Metin parçası:
^^^^

Bireysel Semantik Ağ (Beyin): Bireysel semantik Ağ’da bazı birimler basit olmaktan çıkmış, kendi başına bilgi depolayabilir hale gelmiştir. Yani belleği vardır. Şunu unutmayalım ki her tür ağ, belli oranda bilgi depolar. Burada temel olarak kastımız, bellek ve farkındalıktır. Ağ içinde semantik yeteneğe sahip birimler, bilgiyi içgüdüsel olarak değil, heuristik (deneyime dayalı) olarak anlamlandırabilmektedir. Yani bazı birimler (örneğin memeliler ve özellikle de insan) semantik bir iç ağa (beyin ve bellek) sahiptirler ve bu sayede deneyimlerini anlamlı bilgiye dönüştürebilmektedirler. Araçlar yapabilmekte, zamanı geçmiş, şu an ve gelecek olarak sınıflandırabilmektedirler. Geçmişi bellekleri sayesinde fark etmişlerdir. Geleceği ise semantik anlamlandırma yeteneği ya da farkındalıkları sayesinde keşfetmişlerdir.
İkisinin arasında bulunan şimdiki zamanın zincirinden bu şekilde kurtulmuşlardır. Artık bir makine değildirler ve onlar için dünya anlamlı bir yerdir. (En azından semantik içyapıya sahip birim tarafından varlıklarını anlamlandırabilmekte ve farkındalık geliştirebilmektedirler.) Ancak semantik ağ, bu becerisinden sadece kendisi yararlanmakta, bilgi ve deneyimlerini aktaramamaktadır. Çünkü dil becerisine sahip değildir.
Toplumsal Semantik Ağ (Toplum): Bireysel Semantik Ağ’ın bir üst sürümüdür. Artık birimler arasında iletişim çok daha güçlüdür çünkü dil gelişmiştir. Dil sayesinde semantik birimler deneyim ve bilgilerini paylaşabiliyor, ortak ve eş zamanlı olarak hareket edebiliyorlardı. Bu nedenle toplumun zekâsı (bilgi işlem kapasitesi), bireysel semantik birimlerden çok daha fazladır.

^^^^

Liste:

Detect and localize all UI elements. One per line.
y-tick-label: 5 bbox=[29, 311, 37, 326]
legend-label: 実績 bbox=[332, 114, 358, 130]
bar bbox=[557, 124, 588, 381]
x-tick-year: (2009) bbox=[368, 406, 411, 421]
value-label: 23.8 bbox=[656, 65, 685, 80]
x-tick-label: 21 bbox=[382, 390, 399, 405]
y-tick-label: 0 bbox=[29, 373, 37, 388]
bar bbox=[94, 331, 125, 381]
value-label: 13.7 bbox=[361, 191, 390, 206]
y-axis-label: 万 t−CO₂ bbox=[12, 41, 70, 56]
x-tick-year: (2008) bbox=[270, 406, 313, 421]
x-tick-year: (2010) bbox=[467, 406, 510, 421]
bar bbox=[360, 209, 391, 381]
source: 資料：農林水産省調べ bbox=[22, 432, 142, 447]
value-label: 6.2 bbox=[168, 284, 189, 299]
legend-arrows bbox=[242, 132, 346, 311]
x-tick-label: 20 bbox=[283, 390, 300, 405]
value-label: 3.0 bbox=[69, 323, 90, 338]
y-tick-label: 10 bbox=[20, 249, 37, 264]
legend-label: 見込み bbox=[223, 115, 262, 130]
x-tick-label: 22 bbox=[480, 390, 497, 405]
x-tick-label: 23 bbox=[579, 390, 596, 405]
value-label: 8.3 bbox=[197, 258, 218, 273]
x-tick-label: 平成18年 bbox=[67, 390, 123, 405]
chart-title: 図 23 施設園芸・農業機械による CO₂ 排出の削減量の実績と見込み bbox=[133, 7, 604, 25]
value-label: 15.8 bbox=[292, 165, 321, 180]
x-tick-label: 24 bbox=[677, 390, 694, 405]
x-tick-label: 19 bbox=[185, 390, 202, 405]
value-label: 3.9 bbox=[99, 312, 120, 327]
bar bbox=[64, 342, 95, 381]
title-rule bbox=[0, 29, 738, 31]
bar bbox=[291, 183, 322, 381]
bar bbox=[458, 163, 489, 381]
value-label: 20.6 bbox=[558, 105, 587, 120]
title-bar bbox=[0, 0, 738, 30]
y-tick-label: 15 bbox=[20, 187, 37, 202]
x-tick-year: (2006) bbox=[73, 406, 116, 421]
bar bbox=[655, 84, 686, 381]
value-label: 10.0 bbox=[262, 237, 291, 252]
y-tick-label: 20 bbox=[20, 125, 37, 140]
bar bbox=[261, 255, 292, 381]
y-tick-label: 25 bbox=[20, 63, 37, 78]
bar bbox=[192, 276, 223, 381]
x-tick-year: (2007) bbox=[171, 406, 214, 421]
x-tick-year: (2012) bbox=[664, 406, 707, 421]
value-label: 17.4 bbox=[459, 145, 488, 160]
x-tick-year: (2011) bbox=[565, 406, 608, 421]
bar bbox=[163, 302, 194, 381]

^^^^

Verilen görev: Semantik ağlarla ilgili metin parçasını iki cümlede özetleyin. Liste, metinden farklı bir kaynaktan alınmıştır.

Eksiksiz çözüm: Bireysel semantik ağda bazı birimler belleğe ve farkındalığa sahiptir; deneyimlerini anlamlı bilgiye dönüştürebilir, araç yapabilir ve zamanı geçmiş, şu an ve gelecek olarak sınıflandırabilirler, ancak dil becerileri olmadığı için bilgi ve deneyimlerini aktaramazlar. Bireysel ağın bir üst sürümü olan toplumsal semantik ağda ise dil gelişmiştir ve birimler deneyim ve bilgilerini paylaşıp ortak hareket edebildiğinden toplumun zekâsı bireysel birimlerinkinden çok daha fazladır.